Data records
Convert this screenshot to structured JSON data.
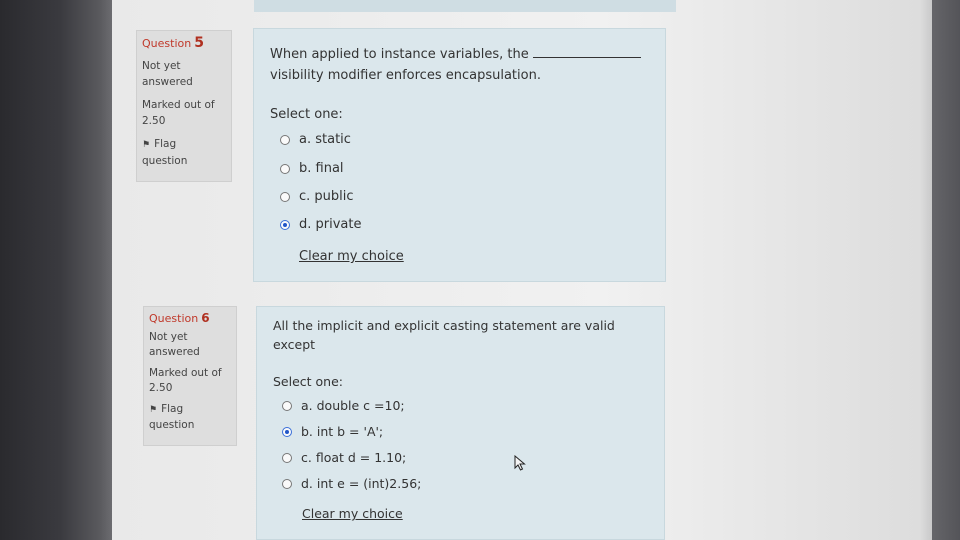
{
  "questions": [
    {
      "label": "Question",
      "number": "5",
      "state": [
        "Not yet",
        "answered"
      ],
      "mark": [
        "Marked out of",
        "2.50"
      ],
      "flag": [
        "Flag",
        "question"
      ],
      "text": [
        "When applied to instance variables, the",
        "visibility modifier enforces encapsulation."
      ],
      "prompt": "Select one:",
      "options": [
        {
          "label": "a. static",
          "selected": false
        },
        {
          "label": "b. final",
          "selected": false
        },
        {
          "label": "c. public",
          "selected": false
        },
        {
          "label": "d. private",
          "selected": true
        }
      ],
      "clear": "Clear my choice"
    },
    {
      "label": "Question",
      "number": "6",
      "state": [
        "Not yet",
        "answered"
      ],
      "mark": [
        "Marked out of",
        "2.50"
      ],
      "flag": [
        "Flag",
        "question"
      ],
      "text": [
        "All the implicit and explicit casting statement are valid",
        "except"
      ],
      "prompt": "Select one:",
      "options": [
        {
          "label": "a. double c =10;",
          "selected": false
        },
        {
          "label": "b. int b = 'A';",
          "selected": true
        },
        {
          "label": "c. float d = 1.10;",
          "selected": false
        },
        {
          "label": "d. int e = (int)2.56;",
          "selected": false
        }
      ],
      "clear": "Clear my choice"
    }
  ],
  "colors": {
    "accent": "#b03020",
    "panel": "#dbe7ec",
    "info": "#dedede",
    "radio_selected": "#2256c8"
  }
}
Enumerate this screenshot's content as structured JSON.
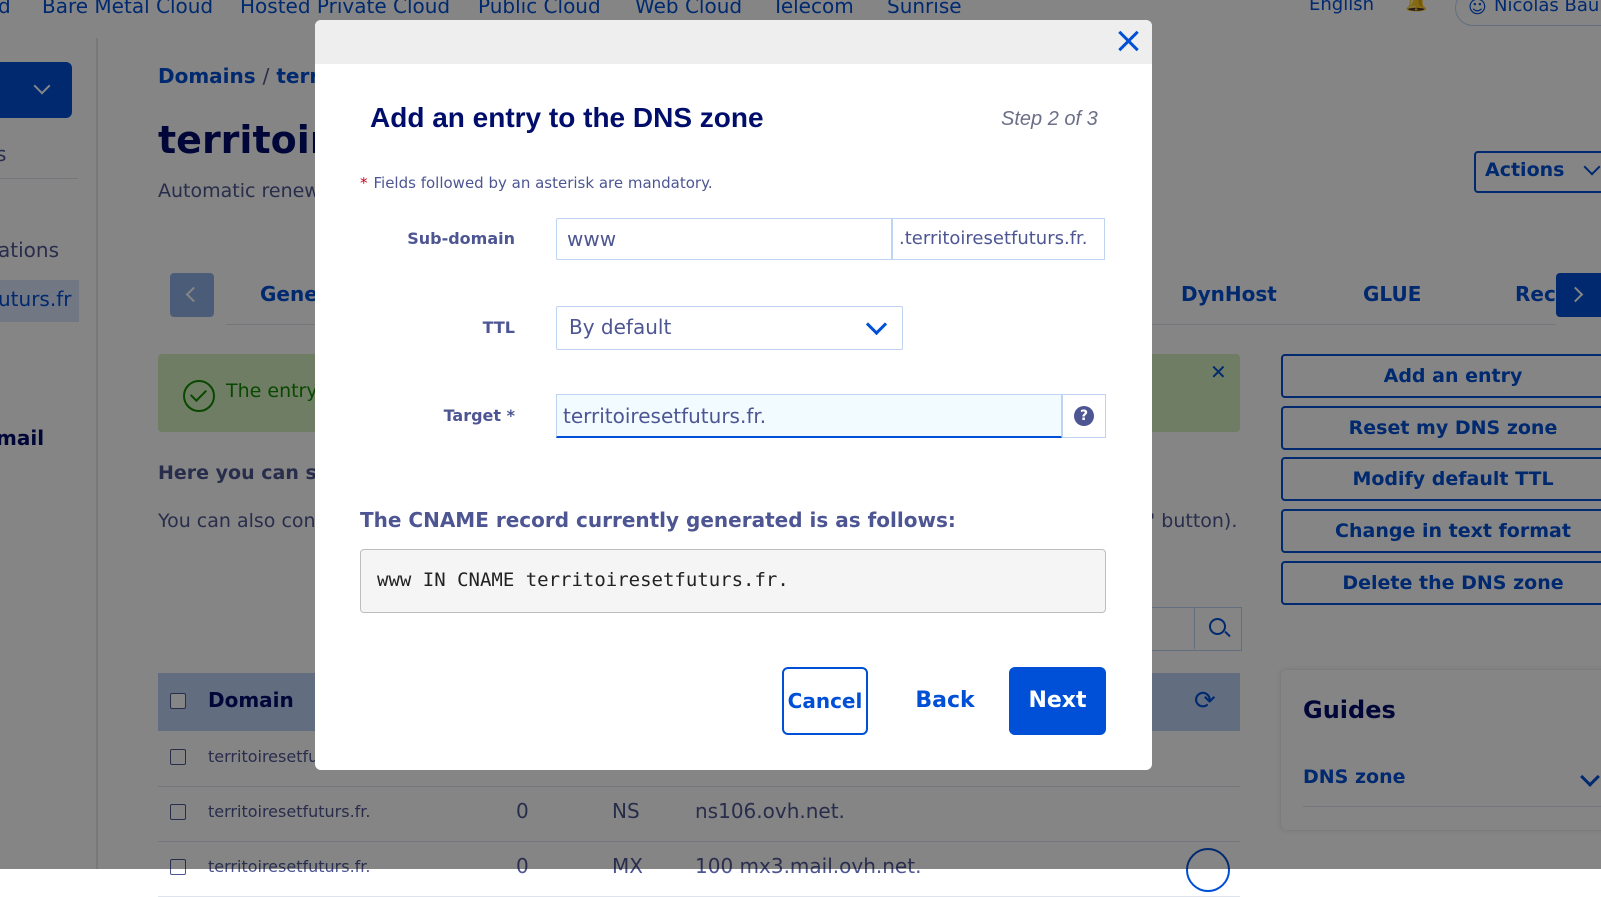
{
  "topnav": {
    "items": [
      "d",
      "Bare Metal Cloud",
      "Hosted Private Cloud",
      "Public Cloud",
      "Web Cloud",
      "Telecom",
      "Sunrise"
    ],
    "language": "English",
    "user": "Nicolas Bault"
  },
  "sidebar": {
    "text_s": "s",
    "text_ations": "ations",
    "active_item": "uturs.fr",
    "text_mail": "mail"
  },
  "page": {
    "breadcrumb_root": "Domains",
    "breadcrumb_sep": "/",
    "breadcrumb_current": "territ",
    "title": "territoire",
    "renew": "Automatic renew",
    "actions_label": "Actions",
    "tabs": [
      "Gener",
      "DynHost",
      "GLUE",
      "Rec"
    ],
    "banner_text": "The entry",
    "here_text": "Here you can se",
    "also_text": "You can also con",
    "button_text": "' button)."
  },
  "table": {
    "header_domain": "Domain",
    "rows": [
      {
        "domain": "territoiresetfut",
        "ttl": "",
        "type": "",
        "target": ""
      },
      {
        "domain": "territoiresetfuturs.fr.",
        "ttl": "0",
        "type": "NS",
        "target": "ns106.ovh.net."
      },
      {
        "domain": "territoiresetfuturs.fr.",
        "ttl": "0",
        "type": "MX",
        "target": "100 mx3.mail.ovh.net."
      }
    ]
  },
  "side_actions": [
    "Add an entry",
    "Reset my DNS zone",
    "Modify default TTL",
    "Change in text format",
    "Delete the DNS zone"
  ],
  "guides": {
    "title": "Guides",
    "item": "DNS zone"
  },
  "modal": {
    "title": "Add an entry to the DNS zone",
    "step": "Step 2 of 3",
    "mandatory_asterisk": "*",
    "mandatory_note": "Fields followed by an asterisk are mandatory.",
    "subdomain_label": "Sub-domain",
    "subdomain_value": "www",
    "subdomain_suffix": ".territoiresetfuturs.fr.",
    "ttl_label": "TTL",
    "ttl_value": "By default",
    "target_label": "Target *",
    "target_value": "territoiresetfuturs.fr.",
    "help_glyph": "?",
    "generated_heading": "The CNAME record currently generated is as follows:",
    "generated_record": "www IN CNAME territoiresetfuturs.fr.",
    "cancel_label": "Cancel",
    "back_label": "Back",
    "next_label": "Next"
  },
  "colors": {
    "brand": "#0050d7",
    "title": "#000d6b",
    "text": "#4d5693",
    "success_bg": "#d4f0c0"
  }
}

[What the task requires] Your task is to pick out every line with the string "this" and copy it.

[Finished exercise]
Convert this screenshot to structured JSON data.
Enumerate this screenshot's content as structured JSON.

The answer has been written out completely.